— start Available data —
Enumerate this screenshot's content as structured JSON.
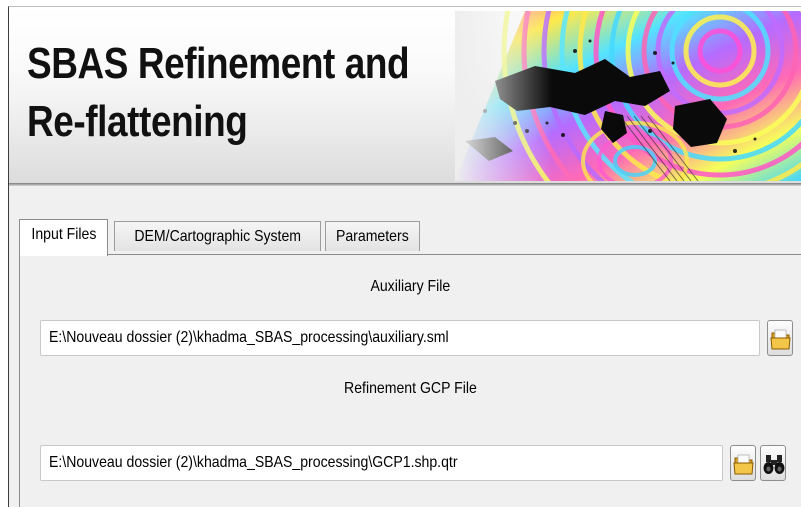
{
  "header": {
    "title_line1": "SBAS Refinement and",
    "title_line2": "Re-flattening"
  },
  "tabs": [
    {
      "label": "Input Files",
      "active": true
    },
    {
      "label": "DEM/Cartographic System",
      "active": false
    },
    {
      "label": "Parameters",
      "active": false
    }
  ],
  "input_files": {
    "auxiliary_label": "Auxiliary File",
    "auxiliary_value": "E:\\Nouveau dossier (2)\\khadma_SBAS_processing\\auxiliary.sml",
    "gcp_label": "Refinement GCP File",
    "gcp_value": "E:\\Nouveau dossier (2)\\khadma_SBAS_processing\\GCP1.shp.qtr"
  },
  "icons": {
    "open_folder": "folder-open-icon",
    "browse": "binoculars-icon"
  }
}
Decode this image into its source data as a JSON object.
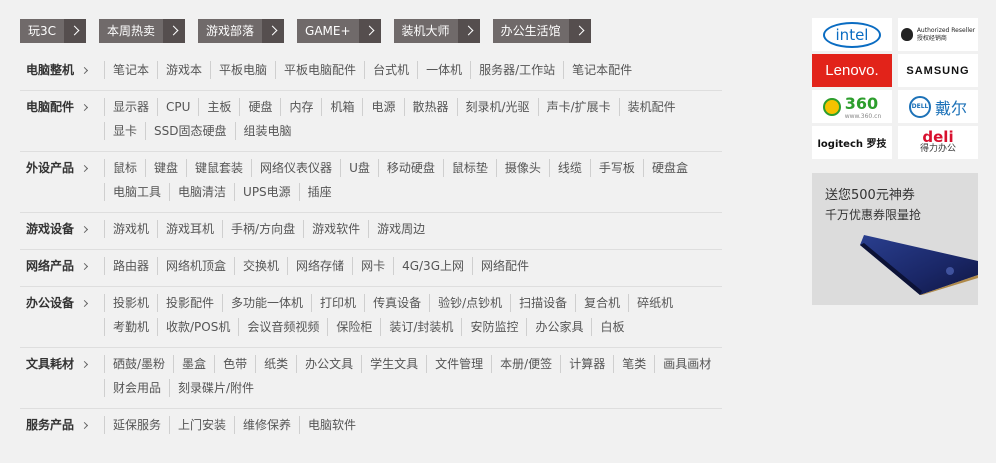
{
  "tabs": [
    {
      "label": "玩3C"
    },
    {
      "label": "本周热卖"
    },
    {
      "label": "游戏部落"
    },
    {
      "label": "GAME+"
    },
    {
      "label": "装机大师"
    },
    {
      "label": "办公生活馆"
    }
  ],
  "categories": [
    {
      "title": "电脑整机",
      "items": [
        "笔记本",
        "游戏本",
        "平板电脑",
        "平板电脑配件",
        "台式机",
        "一体机",
        "服务器/工作站",
        "笔记本配件"
      ]
    },
    {
      "title": "电脑配件",
      "items": [
        "显示器",
        "CPU",
        "主板",
        "硬盘",
        "内存",
        "机箱",
        "电源",
        "散热器",
        "刻录机/光驱",
        "声卡/扩展卡",
        "装机配件",
        "显卡",
        "SSD固态硬盘",
        "组装电脑"
      ]
    },
    {
      "title": "外设产品",
      "items": [
        "鼠标",
        "键盘",
        "键鼠套装",
        "网络仪表仪器",
        "U盘",
        "移动硬盘",
        "鼠标垫",
        "摄像头",
        "线缆",
        "手写板",
        "硬盘盒",
        "电脑工具",
        "电脑清洁",
        "UPS电源",
        "插座"
      ]
    },
    {
      "title": "游戏设备",
      "items": [
        "游戏机",
        "游戏耳机",
        "手柄/方向盘",
        "游戏软件",
        "游戏周边"
      ]
    },
    {
      "title": "网络产品",
      "items": [
        "路由器",
        "网络机顶盒",
        "交换机",
        "网络存储",
        "网卡",
        "4G/3G上网",
        "网络配件"
      ]
    },
    {
      "title": "办公设备",
      "items": [
        "投影机",
        "投影配件",
        "多功能一体机",
        "打印机",
        "传真设备",
        "验钞/点钞机",
        "扫描设备",
        "复合机",
        "碎纸机",
        "考勤机",
        "收款/POS机",
        "会议音频视频",
        "保险柜",
        "装订/封装机",
        "安防监控",
        "办公家具",
        "白板"
      ]
    },
    {
      "title": "文具耗材",
      "items": [
        "硒鼓/墨粉",
        "墨盒",
        "色带",
        "纸类",
        "办公文具",
        "学生文具",
        "文件管理",
        "本册/便签",
        "计算器",
        "笔类",
        "画具画材",
        "财会用品",
        "刻录碟片/附件"
      ]
    },
    {
      "title": "服务产品",
      "items": [
        "延保服务",
        "上门安装",
        "维修保养",
        "电脑软件"
      ]
    }
  ],
  "brands": {
    "intel": "intel",
    "apple_line1": "Authorized Reseller",
    "apple_line2": "授权经销商",
    "lenovo": "Lenovo.",
    "samsung": "SAMSUNG",
    "b360": "360",
    "b360_url": "www.360.cn",
    "dell_logo": "DELL",
    "dell_cn": "戴尔",
    "logitech": "logitech 罗技",
    "deli": "deli",
    "deli_cn": "得力办公"
  },
  "promo": {
    "title": "送您500元神券",
    "subtitle": "千万优惠券限量抢"
  }
}
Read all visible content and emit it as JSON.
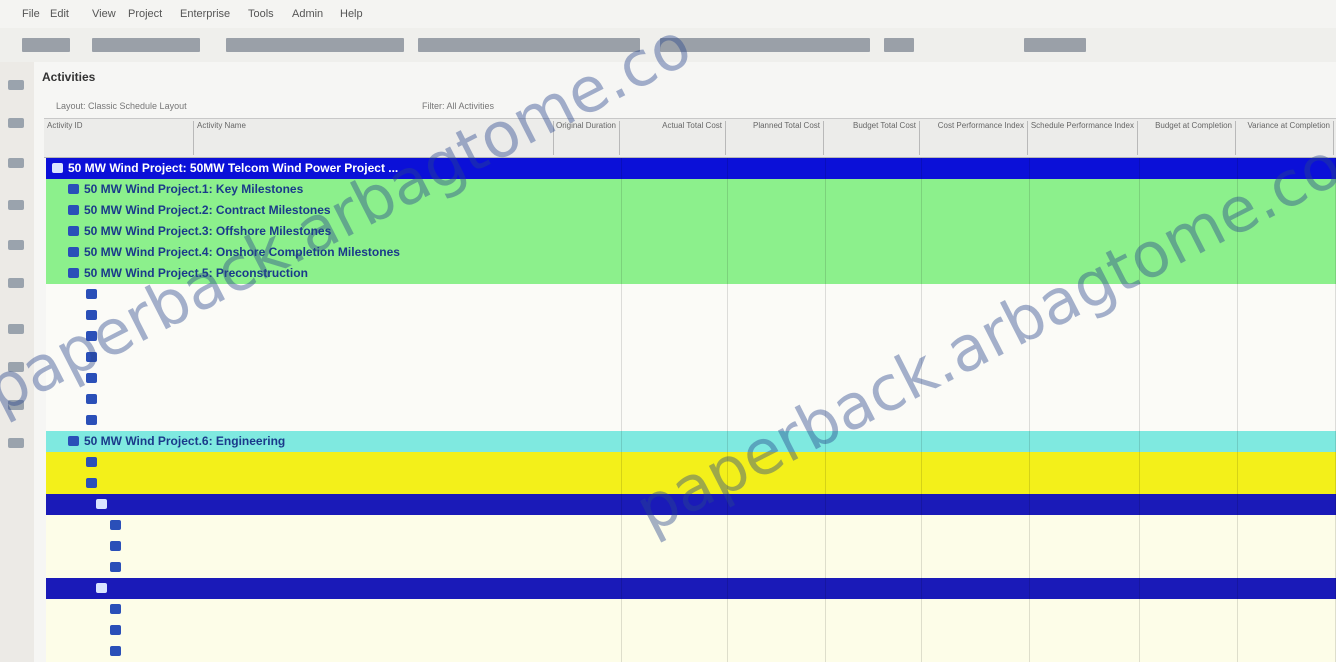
{
  "menu": [
    "File",
    "Edit",
    "View",
    "Project",
    "Enterprise",
    "Tools",
    "Admin",
    "Help"
  ],
  "panel": {
    "title": "Activities",
    "layout_label": "Layout: Classic Schedule Layout",
    "filter_label": "Filter: All Activities"
  },
  "columns": [
    {
      "id": "activity_id",
      "label": "Activity ID"
    },
    {
      "id": "activity_name",
      "label": "Activity Name"
    },
    {
      "id": "original_duration",
      "label": "Original Duration"
    },
    {
      "id": "actual_total_cost",
      "label": "Actual Total Cost"
    },
    {
      "id": "planned_total_cost",
      "label": "Planned Total Cost"
    },
    {
      "id": "budget_total_cost",
      "label": "Budget Total Cost"
    },
    {
      "id": "cost_performance_index",
      "label": "Cost Performance Index"
    },
    {
      "id": "schedule_performance_index",
      "label": "Schedule Performance Index"
    },
    {
      "id": "budget_at_completion",
      "label": "Budget at Completion"
    },
    {
      "id": "variance_at_completion",
      "label": "Variance at Completion"
    }
  ],
  "rows": [
    {
      "style": "blue",
      "name": "50 MW Wind Project: 50MW Telcom Wind Power Project ...",
      "values": [
        "",
        "",
        "",
        "",
        "",
        "",
        "",
        "",
        ""
      ]
    },
    {
      "style": "green",
      "name": "50 MW Wind Project.1: Key Milestones",
      "values": [
        "",
        "",
        "",
        "",
        "",
        "",
        "",
        "",
        ""
      ]
    },
    {
      "style": "green",
      "name": "50 MW Wind Project.2: Contract Milestones",
      "values": [
        "",
        "",
        "",
        "",
        "",
        "",
        "",
        "",
        ""
      ]
    },
    {
      "style": "green",
      "name": "50 MW Wind Project.3: Offshore Milestones",
      "values": [
        "",
        "",
        "",
        "",
        "",
        "",
        "",
        "",
        ""
      ]
    },
    {
      "style": "green",
      "name": "50 MW Wind Project.4: Onshore Completion Milestones",
      "values": [
        "",
        "",
        "",
        "",
        "",
        "",
        "",
        "",
        ""
      ]
    },
    {
      "style": "green",
      "name": "50 MW Wind Project.5: Preconstruction",
      "values": [
        "",
        "",
        "",
        "",
        "",
        "",
        "",
        "",
        ""
      ]
    },
    {
      "style": "white",
      "name": "",
      "values": [
        "",
        "",
        "",
        "",
        "",
        "",
        "",
        "",
        ""
      ]
    },
    {
      "style": "white",
      "name": "",
      "values": [
        "",
        "",
        "",
        "",
        "",
        "",
        "",
        "",
        ""
      ]
    },
    {
      "style": "white",
      "name": "",
      "values": [
        "",
        "",
        "",
        "",
        "",
        "",
        "",
        "",
        ""
      ]
    },
    {
      "style": "white",
      "name": "",
      "values": [
        "",
        "",
        "",
        "",
        "",
        "",
        "",
        "",
        ""
      ]
    },
    {
      "style": "white",
      "name": "",
      "values": [
        "",
        "",
        "",
        "",
        "",
        "",
        "",
        "",
        ""
      ]
    },
    {
      "style": "white",
      "name": "",
      "values": [
        "",
        "",
        "",
        "",
        "",
        "",
        "",
        "",
        ""
      ]
    },
    {
      "style": "white",
      "name": "",
      "values": [
        "",
        "",
        "",
        "",
        "",
        "",
        "",
        "",
        ""
      ]
    },
    {
      "style": "cyan",
      "name": "50 MW Wind Project.6: Engineering",
      "values": [
        "",
        "",
        "",
        "",
        "",
        "",
        "",
        "",
        ""
      ]
    },
    {
      "style": "yellow",
      "name": "",
      "values": [
        "",
        "",
        "",
        "",
        "",
        "",
        "",
        "",
        ""
      ]
    },
    {
      "style": "yellow",
      "name": "",
      "values": [
        "",
        "",
        "",
        "",
        "",
        "",
        "",
        "",
        ""
      ]
    },
    {
      "style": "navy",
      "name": "",
      "values": [
        "",
        "",
        "",
        "",
        "",
        "",
        "",
        "",
        ""
      ]
    },
    {
      "style": "lightyel",
      "name": "",
      "values": [
        "",
        "",
        "",
        "",
        "",
        "",
        "",
        "",
        ""
      ]
    },
    {
      "style": "lightyel",
      "name": "",
      "values": [
        "",
        "",
        "",
        "",
        "",
        "",
        "",
        "",
        ""
      ]
    },
    {
      "style": "lightyel",
      "name": "",
      "values": [
        "",
        "",
        "",
        "",
        "",
        "",
        "",
        "",
        ""
      ]
    },
    {
      "style": "navy",
      "name": "",
      "values": [
        "",
        "",
        "",
        "",
        "",
        "",
        "",
        "",
        ""
      ]
    },
    {
      "style": "lightyel",
      "name": "",
      "values": [
        "",
        "",
        "",
        "",
        "",
        "",
        "",
        "",
        ""
      ]
    },
    {
      "style": "lightyel",
      "name": "",
      "values": [
        "",
        "",
        "",
        "",
        "",
        "",
        "",
        "",
        ""
      ]
    },
    {
      "style": "lightyel",
      "name": "",
      "values": [
        "",
        "",
        "",
        "",
        "",
        "",
        "",
        "",
        ""
      ]
    }
  ],
  "watermark": "paperback.arbagtome.co",
  "colors": {
    "wbs_root": "#0b10d8",
    "wbs_level1": "#8cf08c",
    "wbs_level2": "#f3f01a",
    "wbs_level3": "#1a1ab8",
    "activity_row": "#fbfbf7"
  }
}
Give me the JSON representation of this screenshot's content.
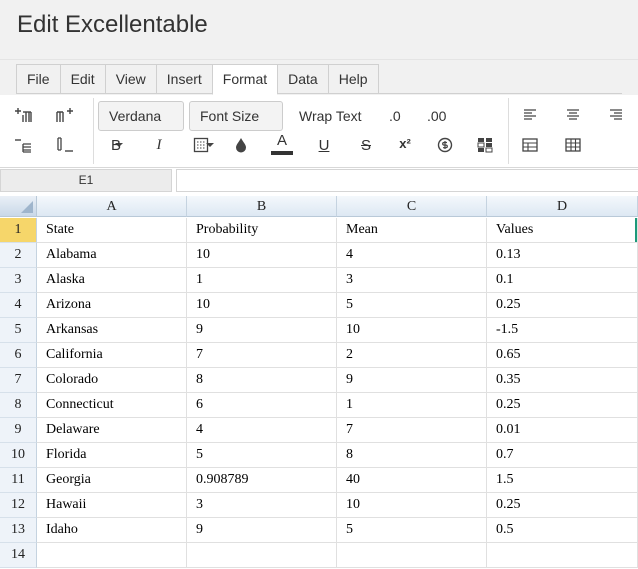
{
  "app": {
    "title": "Edit Excellentable"
  },
  "menu": {
    "items": [
      {
        "label": "File",
        "active": false
      },
      {
        "label": "Edit",
        "active": false
      },
      {
        "label": "View",
        "active": false
      },
      {
        "label": "Insert",
        "active": false
      },
      {
        "label": "Format",
        "active": true
      },
      {
        "label": "Data",
        "active": false
      },
      {
        "label": "Help",
        "active": false
      }
    ]
  },
  "ribbon": {
    "font_family": "Verdana",
    "font_size": "Font Size",
    "wrap_text": "Wrap Text",
    "decrease_decimal": ".0",
    "increase_decimal": ".00",
    "bold": "B",
    "italic": "I",
    "font_color": "A",
    "underline": "U",
    "strike": "S",
    "superscript": "x²",
    "font_color_swatch": "#333333"
  },
  "formula_bar": {
    "cell_ref": "E1",
    "value": ""
  },
  "sheet": {
    "columns": [
      "A",
      "B",
      "C",
      "D"
    ],
    "selected_row": 1,
    "rows": [
      [
        "State",
        "Probability",
        "Mean",
        "Values"
      ],
      [
        "Alabama",
        "10",
        "4",
        "0.13"
      ],
      [
        "Alaska",
        "1",
        "3",
        "0.1"
      ],
      [
        "Arizona",
        "10",
        "5",
        "0.25"
      ],
      [
        "Arkansas",
        "9",
        "10",
        "-1.5"
      ],
      [
        "California",
        "7",
        "2",
        "0.65"
      ],
      [
        "Colorado",
        "8",
        "9",
        "0.35"
      ],
      [
        "Connecticut",
        "6",
        "1",
        "0.25"
      ],
      [
        "Delaware",
        "4",
        "7",
        "0.01"
      ],
      [
        "Florida",
        "5",
        "8",
        "0.7"
      ],
      [
        "Georgia",
        "0.908789",
        "40",
        "1.5"
      ],
      [
        "Hawaii",
        "3",
        "10",
        "0.25"
      ],
      [
        "Idaho",
        "9",
        "5",
        "0.5"
      ],
      [
        "",
        "",
        "",
        ""
      ]
    ]
  }
}
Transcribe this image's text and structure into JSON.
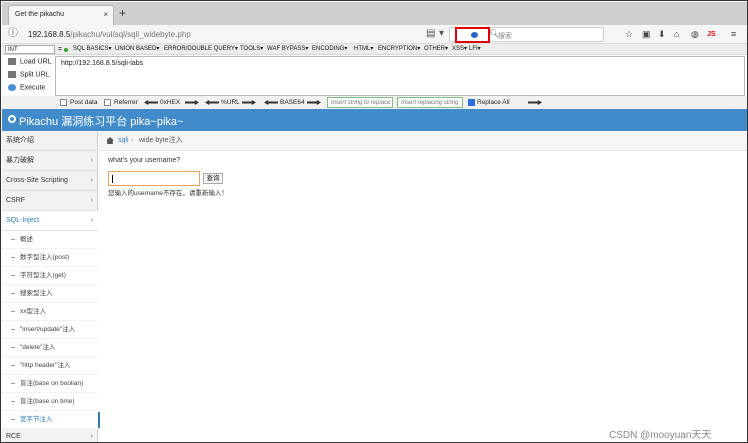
— end Available data —
Set exercise — Spot every line that holds "Nouveau" and copy it.

Full response —
    "auxiliary_value": "E:\\Nouveau dossier (2)\\khadma_SBAS_processing\\auxiliary.sml",
    "gcp_value": "E:\\Nouveau dossier (2)\\khadma_SBAS_processing\\GCP1.shp.qtr"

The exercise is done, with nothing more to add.